What you will do:
Everything in the data should be repeated exactly, save for the images.

Data supplied:
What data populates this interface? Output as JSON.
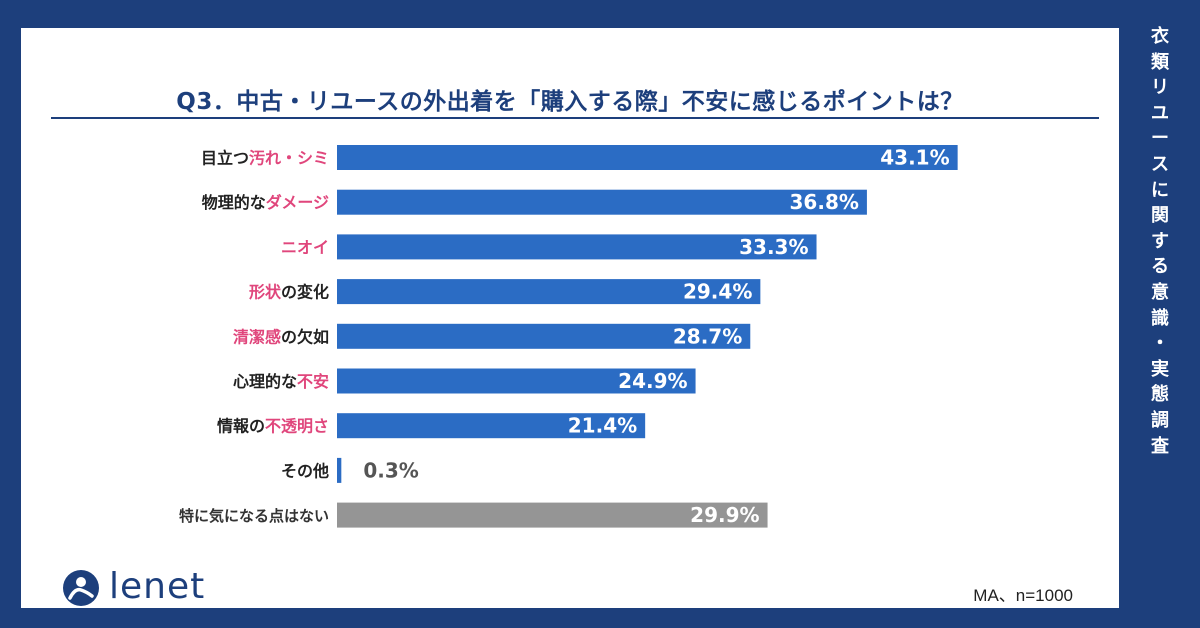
{
  "side_title": "衣類リユースに関する意識・実態調査",
  "brand": "lenet",
  "note": "MA、n=1000",
  "colors": {
    "background": "#1d3f7c",
    "bar": "#2b6cc4",
    "bar_none": "#959595",
    "highlight_text": "#e0467c",
    "label_text": "#222222"
  },
  "chart_data": {
    "type": "bar",
    "orientation": "horizontal",
    "title": "Q3．中古・リユースの外出着を「購入する際」不安に感じるポイントは？",
    "categories": [
      [
        {
          "t": "目立つ",
          "hl": false
        },
        {
          "t": "汚れ・シミ",
          "hl": true
        }
      ],
      [
        {
          "t": "物理的な",
          "hl": false
        },
        {
          "t": "ダメージ",
          "hl": true
        }
      ],
      [
        {
          "t": "ニオイ",
          "hl": true
        }
      ],
      [
        {
          "t": "形状",
          "hl": true
        },
        {
          "t": "の変化",
          "hl": false
        }
      ],
      [
        {
          "t": "清潔感",
          "hl": true
        },
        {
          "t": "の欠如",
          "hl": false
        }
      ],
      [
        {
          "t": "心理的な",
          "hl": false
        },
        {
          "t": "不安",
          "hl": true
        }
      ],
      [
        {
          "t": "情報の",
          "hl": false
        },
        {
          "t": "不透明さ",
          "hl": true
        }
      ],
      [
        {
          "t": "その他",
          "hl": false
        }
      ],
      [
        {
          "t": "特に気になる点はない",
          "hl": false
        }
      ]
    ],
    "values": [
      43.1,
      36.8,
      33.3,
      29.4,
      28.7,
      24.9,
      21.4,
      0.3,
      29.9
    ],
    "value_labels": [
      "43.1%",
      "36.8%",
      "33.3%",
      "29.4%",
      "28.7%",
      "24.9%",
      "21.4%",
      "0.3%",
      "29.9%"
    ],
    "special_gray_index": 8,
    "grid": false,
    "legend": "none"
  }
}
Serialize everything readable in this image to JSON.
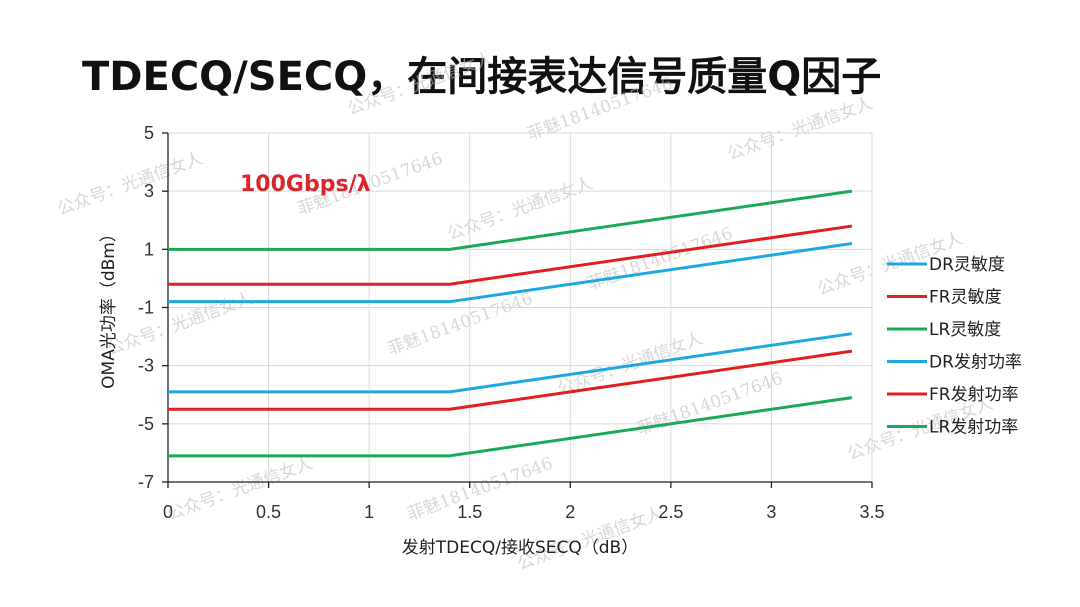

Reply to the exercise:
What data populates this interface? Output as JSON.
{
  "side_title": "衣類リユースに関する意識・実態調査",
  "brand": "lenet",
  "note": "MA、n=1000",
  "colors": {
    "background": "#1d3f7c",
    "bar": "#2b6cc4",
    "bar_none": "#959595",
    "highlight_text": "#e0467c",
    "label_text": "#222222"
  },
  "chart_data": {
    "type": "bar",
    "orientation": "horizontal",
    "title": "Q3．中古・リユースの外出着を「購入する際」不安に感じるポイントは？",
    "categories": [
      [
        {
          "t": "目立つ",
          "hl": false
        },
        {
          "t": "汚れ・シミ",
          "hl": true
        }
      ],
      [
        {
          "t": "物理的な",
          "hl": false
        },
        {
          "t": "ダメージ",
          "hl": true
        }
      ],
      [
        {
          "t": "ニオイ",
          "hl": true
        }
      ],
      [
        {
          "t": "形状",
          "hl": true
        },
        {
          "t": "の変化",
          "hl": false
        }
      ],
      [
        {
          "t": "清潔感",
          "hl": true
        },
        {
          "t": "の欠如",
          "hl": false
        }
      ],
      [
        {
          "t": "心理的な",
          "hl": false
        },
        {
          "t": "不安",
          "hl": true
        }
      ],
      [
        {
          "t": "情報の",
          "hl": false
        },
        {
          "t": "不透明さ",
          "hl": true
        }
      ],
      [
        {
          "t": "その他",
          "hl": false
        }
      ],
      [
        {
          "t": "特に気になる点はない",
          "hl": false
        }
      ]
    ],
    "values": [
      43.1,
      36.8,
      33.3,
      29.4,
      28.7,
      24.9,
      21.4,
      0.3,
      29.9
    ],
    "value_labels": [
      "43.1%",
      "36.8%",
      "33.3%",
      "29.4%",
      "28.7%",
      "24.9%",
      "21.4%",
      "0.3%",
      "29.9%"
    ],
    "special_gray_index": 8,
    "grid": false,
    "legend": "none"
  }
}
Serialize everything readable in this image to JSON.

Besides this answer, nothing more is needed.